**Collected data:**
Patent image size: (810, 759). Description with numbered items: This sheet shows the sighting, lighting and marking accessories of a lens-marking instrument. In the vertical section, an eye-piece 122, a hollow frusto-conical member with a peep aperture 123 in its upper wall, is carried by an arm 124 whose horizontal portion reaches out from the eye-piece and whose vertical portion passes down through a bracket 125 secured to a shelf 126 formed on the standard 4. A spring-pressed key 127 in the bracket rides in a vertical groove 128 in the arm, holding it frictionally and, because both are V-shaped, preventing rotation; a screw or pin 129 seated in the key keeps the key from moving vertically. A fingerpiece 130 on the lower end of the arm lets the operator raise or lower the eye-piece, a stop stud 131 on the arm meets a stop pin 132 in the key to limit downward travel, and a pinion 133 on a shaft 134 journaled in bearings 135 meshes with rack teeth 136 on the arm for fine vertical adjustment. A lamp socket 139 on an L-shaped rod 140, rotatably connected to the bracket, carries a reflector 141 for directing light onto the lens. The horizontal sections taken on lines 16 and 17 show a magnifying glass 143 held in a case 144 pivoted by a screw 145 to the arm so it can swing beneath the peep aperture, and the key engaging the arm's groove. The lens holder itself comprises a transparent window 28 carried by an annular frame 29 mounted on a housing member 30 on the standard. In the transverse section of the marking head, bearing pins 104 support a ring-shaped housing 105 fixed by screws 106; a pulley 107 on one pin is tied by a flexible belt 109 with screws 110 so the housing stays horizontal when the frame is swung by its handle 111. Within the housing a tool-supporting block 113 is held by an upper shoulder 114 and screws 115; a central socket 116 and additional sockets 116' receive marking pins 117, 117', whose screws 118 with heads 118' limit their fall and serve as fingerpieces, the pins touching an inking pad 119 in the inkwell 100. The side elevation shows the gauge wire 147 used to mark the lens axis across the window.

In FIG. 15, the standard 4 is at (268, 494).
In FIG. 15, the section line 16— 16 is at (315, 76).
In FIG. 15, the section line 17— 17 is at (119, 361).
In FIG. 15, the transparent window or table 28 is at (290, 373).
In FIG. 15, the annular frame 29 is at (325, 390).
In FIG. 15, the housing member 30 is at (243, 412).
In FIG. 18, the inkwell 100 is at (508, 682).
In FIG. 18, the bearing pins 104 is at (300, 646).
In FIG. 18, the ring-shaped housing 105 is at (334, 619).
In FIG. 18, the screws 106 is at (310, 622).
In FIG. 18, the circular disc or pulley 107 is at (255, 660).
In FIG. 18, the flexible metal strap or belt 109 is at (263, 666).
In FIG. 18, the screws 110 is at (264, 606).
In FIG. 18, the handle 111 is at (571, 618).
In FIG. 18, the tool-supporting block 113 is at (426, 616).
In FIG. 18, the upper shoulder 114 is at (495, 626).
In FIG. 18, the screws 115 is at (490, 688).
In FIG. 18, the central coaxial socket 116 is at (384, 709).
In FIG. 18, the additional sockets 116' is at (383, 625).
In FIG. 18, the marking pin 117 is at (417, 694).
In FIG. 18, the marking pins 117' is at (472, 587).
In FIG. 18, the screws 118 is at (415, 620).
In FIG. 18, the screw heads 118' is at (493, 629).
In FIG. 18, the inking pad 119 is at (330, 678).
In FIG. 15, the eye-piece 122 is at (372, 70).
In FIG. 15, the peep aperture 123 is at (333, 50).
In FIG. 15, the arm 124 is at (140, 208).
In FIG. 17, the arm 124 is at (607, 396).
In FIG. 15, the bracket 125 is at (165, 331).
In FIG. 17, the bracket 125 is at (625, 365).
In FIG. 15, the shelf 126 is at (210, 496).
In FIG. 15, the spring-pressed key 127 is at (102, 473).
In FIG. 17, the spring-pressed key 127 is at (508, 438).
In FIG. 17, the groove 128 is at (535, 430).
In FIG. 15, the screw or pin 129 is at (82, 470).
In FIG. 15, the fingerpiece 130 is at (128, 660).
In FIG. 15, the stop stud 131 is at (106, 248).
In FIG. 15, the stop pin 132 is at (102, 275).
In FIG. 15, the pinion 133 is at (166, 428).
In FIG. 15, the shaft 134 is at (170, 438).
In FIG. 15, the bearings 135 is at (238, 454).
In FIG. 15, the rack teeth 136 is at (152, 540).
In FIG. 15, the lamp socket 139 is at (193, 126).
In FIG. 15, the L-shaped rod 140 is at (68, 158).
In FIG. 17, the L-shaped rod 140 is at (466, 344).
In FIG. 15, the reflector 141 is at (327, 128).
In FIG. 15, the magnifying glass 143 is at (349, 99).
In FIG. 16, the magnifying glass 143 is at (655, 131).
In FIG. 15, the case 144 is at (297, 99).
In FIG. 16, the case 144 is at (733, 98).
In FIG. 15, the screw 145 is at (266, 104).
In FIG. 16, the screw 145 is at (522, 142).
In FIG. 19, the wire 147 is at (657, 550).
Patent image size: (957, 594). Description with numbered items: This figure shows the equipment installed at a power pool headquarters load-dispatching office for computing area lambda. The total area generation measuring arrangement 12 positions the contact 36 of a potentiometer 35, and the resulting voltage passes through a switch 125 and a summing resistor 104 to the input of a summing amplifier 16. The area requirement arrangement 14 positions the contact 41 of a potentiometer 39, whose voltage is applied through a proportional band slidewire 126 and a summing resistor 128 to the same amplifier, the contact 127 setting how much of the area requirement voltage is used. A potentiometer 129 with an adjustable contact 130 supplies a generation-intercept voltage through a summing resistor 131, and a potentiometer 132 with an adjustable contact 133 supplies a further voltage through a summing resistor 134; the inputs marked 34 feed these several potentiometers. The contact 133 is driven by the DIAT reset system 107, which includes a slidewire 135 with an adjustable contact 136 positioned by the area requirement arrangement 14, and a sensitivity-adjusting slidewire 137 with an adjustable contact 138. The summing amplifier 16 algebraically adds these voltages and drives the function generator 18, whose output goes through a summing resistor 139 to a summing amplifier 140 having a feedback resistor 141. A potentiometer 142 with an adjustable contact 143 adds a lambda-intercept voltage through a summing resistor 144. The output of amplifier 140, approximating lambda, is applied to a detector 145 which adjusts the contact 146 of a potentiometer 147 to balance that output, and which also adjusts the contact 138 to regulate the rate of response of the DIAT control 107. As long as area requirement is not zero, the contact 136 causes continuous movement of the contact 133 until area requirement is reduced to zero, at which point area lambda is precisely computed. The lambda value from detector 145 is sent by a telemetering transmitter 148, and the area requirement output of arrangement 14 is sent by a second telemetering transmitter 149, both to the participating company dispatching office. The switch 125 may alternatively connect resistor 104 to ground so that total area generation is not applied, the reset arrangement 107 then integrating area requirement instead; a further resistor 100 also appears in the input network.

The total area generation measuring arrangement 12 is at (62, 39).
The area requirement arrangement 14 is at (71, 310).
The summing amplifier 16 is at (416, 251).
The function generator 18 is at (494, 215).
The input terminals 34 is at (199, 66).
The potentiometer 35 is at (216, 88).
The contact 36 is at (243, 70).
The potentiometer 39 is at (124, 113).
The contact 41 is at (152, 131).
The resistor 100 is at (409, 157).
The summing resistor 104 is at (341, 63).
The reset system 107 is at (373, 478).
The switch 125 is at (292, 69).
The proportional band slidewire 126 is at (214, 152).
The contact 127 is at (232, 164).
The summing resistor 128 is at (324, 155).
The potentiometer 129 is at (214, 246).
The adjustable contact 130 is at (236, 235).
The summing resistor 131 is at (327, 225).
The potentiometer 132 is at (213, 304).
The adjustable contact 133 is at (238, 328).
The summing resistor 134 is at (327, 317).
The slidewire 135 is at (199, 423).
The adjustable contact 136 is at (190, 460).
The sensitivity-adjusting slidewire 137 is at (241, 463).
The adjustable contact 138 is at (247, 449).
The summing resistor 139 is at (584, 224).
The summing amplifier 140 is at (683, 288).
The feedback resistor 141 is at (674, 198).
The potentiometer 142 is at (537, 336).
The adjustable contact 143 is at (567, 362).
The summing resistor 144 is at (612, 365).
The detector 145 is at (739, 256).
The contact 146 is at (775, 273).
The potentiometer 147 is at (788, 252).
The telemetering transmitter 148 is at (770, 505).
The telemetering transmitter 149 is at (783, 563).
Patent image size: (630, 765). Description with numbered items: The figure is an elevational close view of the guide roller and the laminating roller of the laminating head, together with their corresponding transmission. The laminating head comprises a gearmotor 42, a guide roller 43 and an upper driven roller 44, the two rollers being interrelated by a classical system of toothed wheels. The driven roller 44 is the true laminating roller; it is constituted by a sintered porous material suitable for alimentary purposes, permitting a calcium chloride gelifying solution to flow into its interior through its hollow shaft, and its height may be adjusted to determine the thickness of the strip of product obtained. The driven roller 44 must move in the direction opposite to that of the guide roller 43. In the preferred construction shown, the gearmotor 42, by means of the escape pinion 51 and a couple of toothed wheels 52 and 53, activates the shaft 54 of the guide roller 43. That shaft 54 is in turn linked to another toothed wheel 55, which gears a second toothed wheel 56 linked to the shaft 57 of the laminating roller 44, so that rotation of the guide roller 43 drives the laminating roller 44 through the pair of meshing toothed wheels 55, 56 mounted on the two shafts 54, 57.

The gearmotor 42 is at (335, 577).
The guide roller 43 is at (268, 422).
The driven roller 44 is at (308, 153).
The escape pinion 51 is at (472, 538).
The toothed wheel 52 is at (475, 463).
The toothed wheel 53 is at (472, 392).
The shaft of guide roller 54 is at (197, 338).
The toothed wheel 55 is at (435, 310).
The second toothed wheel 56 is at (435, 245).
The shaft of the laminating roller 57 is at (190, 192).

**Work to complete:**
Update the lines from the one containing "Patent image size: (630, 765)." through the one containing "The gearmotor 42 is at (335, 577)." by replacing "elevational" with "side", and leave everything else unchanged.

**Response to the task:**
Patent image size: (630, 765). Description with numbered items: The figure is an side close view of the guide roller and the laminating roller of the laminating head, together with their corresponding transmission. The laminating head comprises a gearmotor 42, a guide roller 43 and an upper driven roller 44, the two rollers being interrelated by a classical system of toothed wheels. The driven roller 44 is the true laminating roller; it is constituted by a sintered porous material suitable for alimentary purposes, permitting a calcium chloride gelifying solution to flow into its interior through its hollow shaft, and its height may be adjusted to determine the thickness of the strip of product obtained. The driven roller 44 must move in the direction opposite to that of the guide roller 43. In the preferred construction shown, the gearmotor 42, by means of the escape pinion 51 and a couple of toothed wheels 52 and 53, activates the shaft 54 of the guide roller 43. That shaft 54 is in turn linked to another toothed wheel 55, which gears a second toothed wheel 56 linked to the shaft 57 of the laminating roller 44, so that rotation of the guide roller 43 drives the laminating roller 44 through the pair of meshing toothed wheels 55, 56 mounted on the two shafts 54, 57.

The gearmotor 42 is at (335, 577).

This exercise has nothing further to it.